Dataset items:

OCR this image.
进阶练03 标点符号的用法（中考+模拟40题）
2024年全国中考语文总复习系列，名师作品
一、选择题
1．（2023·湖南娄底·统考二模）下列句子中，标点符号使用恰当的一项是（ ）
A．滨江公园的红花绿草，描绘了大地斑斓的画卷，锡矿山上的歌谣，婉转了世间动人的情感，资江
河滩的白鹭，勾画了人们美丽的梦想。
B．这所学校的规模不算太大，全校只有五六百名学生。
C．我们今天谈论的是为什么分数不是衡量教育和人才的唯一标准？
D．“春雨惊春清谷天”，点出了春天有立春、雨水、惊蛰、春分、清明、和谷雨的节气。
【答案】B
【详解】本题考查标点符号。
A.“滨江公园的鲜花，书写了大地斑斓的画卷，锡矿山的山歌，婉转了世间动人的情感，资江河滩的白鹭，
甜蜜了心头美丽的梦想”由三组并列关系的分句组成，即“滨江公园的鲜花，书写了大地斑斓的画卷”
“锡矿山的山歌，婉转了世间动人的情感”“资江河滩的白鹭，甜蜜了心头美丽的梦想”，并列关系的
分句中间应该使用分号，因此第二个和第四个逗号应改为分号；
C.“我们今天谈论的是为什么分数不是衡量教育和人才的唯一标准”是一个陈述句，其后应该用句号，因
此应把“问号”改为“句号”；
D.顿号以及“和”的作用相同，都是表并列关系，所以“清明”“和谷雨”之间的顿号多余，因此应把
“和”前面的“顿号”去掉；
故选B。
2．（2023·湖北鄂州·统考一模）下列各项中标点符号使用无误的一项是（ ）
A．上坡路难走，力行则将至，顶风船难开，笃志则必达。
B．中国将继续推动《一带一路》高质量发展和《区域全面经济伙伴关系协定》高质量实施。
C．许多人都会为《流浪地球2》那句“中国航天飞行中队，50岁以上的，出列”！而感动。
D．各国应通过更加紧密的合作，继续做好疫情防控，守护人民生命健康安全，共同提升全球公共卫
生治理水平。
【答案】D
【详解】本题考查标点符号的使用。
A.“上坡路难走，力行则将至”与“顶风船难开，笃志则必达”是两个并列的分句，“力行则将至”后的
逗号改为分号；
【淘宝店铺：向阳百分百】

Aim of the task - Repeat each record exactly. Omit nothing.

Result of the task -
OCR this image.
进阶练03 标点符号的用法（中考+模拟40题）
2024年全国中考语文总复习系列，名师作品
一、选择题
1．（2023·湖南娄底·统考二模）下列句子中，标点符号使用恰当的一项是（ ）
A．滨江公园的红花绿草，描绘了大地斑斓的画卷，锡矿山上的歌谣，婉转了世间动人的情感，资江
河滩的白鹭，勾画了人们美丽的梦想。
B．这所学校的规模不算太大，全校只有五六百名学生。
C．我们今天谈论的是为什么分数不是衡量教育和人才的唯一标准？
D．“春雨惊春清谷天”，点出了春天有立春、雨水、惊蛰、春分、清明、和谷雨的节气。
【答案】B
【详解】本题考查标点符号。
A.“滨江公园的鲜花，书写了大地斑斓的画卷，锡矿山的山歌，婉转了世间动人的情感，资江河滩的白鹭，
甜蜜了心头美丽的梦想”由三组并列关系的分句组成，即“滨江公园的鲜花，书写了大地斑斓的画卷”
“锡矿山的山歌，婉转了世间动人的情感”“资江河滩的白鹭，甜蜜了心头美丽的梦想”，并列关系的
分句中间应该使用分号，因此第二个和第四个逗号应改为分号；
C.“我们今天谈论的是为什么分数不是衡量教育和人才的唯一标准”是一个陈述句，其后应该用句号，因
此应把“问号”改为“句号”；
D.顿号以及“和”的作用相同，都是表并列关系，所以“清明”“和谷雨”之间的顿号多余，因此应把
“和”前面的“顿号”去掉；
故选B。
2．（2023·湖北鄂州·统考一模）下列各项中标点符号使用无误的一项是（ ）
A．上坡路难走，力行则将至，顶风船难开，笃志则必达。
B．中国将继续推动《一带一路》高质量发展和《区域全面经济伙伴关系协定》高质量实施。
C．许多人都会为《流浪地球2》那句“中国航天飞行中队，50岁以上的，出列”！而感动。
D．各国应通过更加紧密的合作，继续做好疫情防控，守护人民生命健康安全，共同提升全球公共卫
生治理水平。
【答案】D
【详解】本题考查标点符号的使用。
A.“上坡路难走，力行则将至”与“顶风船难开，笃志则必达”是两个并列的分句，“力行则将至”后的
逗号改为分号；
【淘宝店铺：向阳百分百】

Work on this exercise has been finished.